Instruction. Extract the listing below in full, unchanged.

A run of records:
## START

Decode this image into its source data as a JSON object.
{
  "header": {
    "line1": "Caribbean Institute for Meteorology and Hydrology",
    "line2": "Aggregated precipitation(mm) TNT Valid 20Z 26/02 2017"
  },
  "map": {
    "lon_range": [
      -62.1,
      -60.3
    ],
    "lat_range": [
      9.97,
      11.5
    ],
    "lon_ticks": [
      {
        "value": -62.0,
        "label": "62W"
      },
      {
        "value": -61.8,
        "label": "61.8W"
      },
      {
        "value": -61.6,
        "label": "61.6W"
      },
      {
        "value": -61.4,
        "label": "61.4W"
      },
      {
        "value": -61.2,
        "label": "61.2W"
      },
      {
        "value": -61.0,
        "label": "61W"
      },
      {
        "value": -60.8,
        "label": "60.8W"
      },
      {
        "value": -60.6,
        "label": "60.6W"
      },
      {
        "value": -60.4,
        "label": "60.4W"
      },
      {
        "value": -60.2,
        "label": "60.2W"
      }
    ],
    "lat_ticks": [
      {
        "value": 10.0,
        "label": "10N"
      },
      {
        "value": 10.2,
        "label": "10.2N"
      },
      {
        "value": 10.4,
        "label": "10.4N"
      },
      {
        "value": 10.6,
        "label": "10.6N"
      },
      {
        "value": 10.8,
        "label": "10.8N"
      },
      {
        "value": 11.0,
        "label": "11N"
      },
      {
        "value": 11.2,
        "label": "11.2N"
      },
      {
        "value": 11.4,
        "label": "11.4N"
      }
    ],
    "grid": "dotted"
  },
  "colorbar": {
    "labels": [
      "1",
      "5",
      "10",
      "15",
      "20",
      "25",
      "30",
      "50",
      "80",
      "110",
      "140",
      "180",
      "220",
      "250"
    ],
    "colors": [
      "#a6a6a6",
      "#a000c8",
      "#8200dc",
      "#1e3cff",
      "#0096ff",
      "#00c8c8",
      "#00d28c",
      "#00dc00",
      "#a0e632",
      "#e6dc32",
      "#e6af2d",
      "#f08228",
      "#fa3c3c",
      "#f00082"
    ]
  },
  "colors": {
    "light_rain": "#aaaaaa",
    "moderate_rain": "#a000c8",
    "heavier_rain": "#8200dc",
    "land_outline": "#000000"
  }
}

## END

Response.
Decode this image into its source data as a JSON object.
{
  "header": {
    "line1": "Caribbean Institute for Meteorology and Hydrology",
    "line2": "Aggregated precipitation(mm) TNT Valid 20Z 26/02 2017"
  },
  "map": {
    "lon_range": [
      -62.1,
      -60.3
    ],
    "lat_range": [
      9.97,
      11.5
    ],
    "lon_ticks": [
      {
        "value": -62.0,
        "label": "62W"
      },
      {
        "value": -61.8,
        "label": "61.8W"
      },
      {
        "value": -61.6,
        "label": "61.6W"
      },
      {
        "value": -61.4,
        "label": "61.4W"
      },
      {
        "value": -61.2,
        "label": "61.2W"
      },
      {
        "value": -61.0,
        "label": "61W"
      },
      {
        "value": -60.8,
        "label": "60.8W"
      },
      {
        "value": -60.6,
        "label": "60.6W"
      },
      {
        "value": -60.4,
        "label": "60.4W"
      },
      {
        "value": -60.2,
        "label": "60.2W"
      }
    ],
    "lat_ticks": [
      {
        "value": 10.0,
        "label": "10N"
      },
      {
        "value": 10.2,
        "label": "10.2N"
      },
      {
        "value": 10.4,
        "label": "10.4N"
      },
      {
        "value": 10.6,
        "label": "10.6N"
      },
      {
        "value": 10.8,
        "label": "10.8N"
      },
      {
        "value": 11.0,
        "label": "11N"
      },
      {
        "value": 11.2,
        "label": "11.2N"
      },
      {
        "value": 11.4,
        "label": "11.4N"
      }
    ],
    "grid": "dotted"
  },
  "colorbar": {
    "labels": [
      "1",
      "5",
      "10",
      "15",
      "20",
      "25",
      "30",
      "50",
      "80",
      "110",
      "140",
      "180",
      "220",
      "250"
    ],
    "colors": [
      "#a6a6a6",
      "#a000c8",
      "#8200dc",
      "#1e3cff",
      "#0096ff",
      "#00c8c8",
      "#00d28c",
      "#00dc00",
      "#a0e632",
      "#e6dc32",
      "#e6af2d",
      "#f08228",
      "#fa3c3c",
      "#f00082"
    ]
  },
  "colors": {
    "light_rain": "#aaaaaa",
    "moderate_rain": "#a000c8",
    "heavier_rain": "#8200dc",
    "land_outline": "#000000"
  }
}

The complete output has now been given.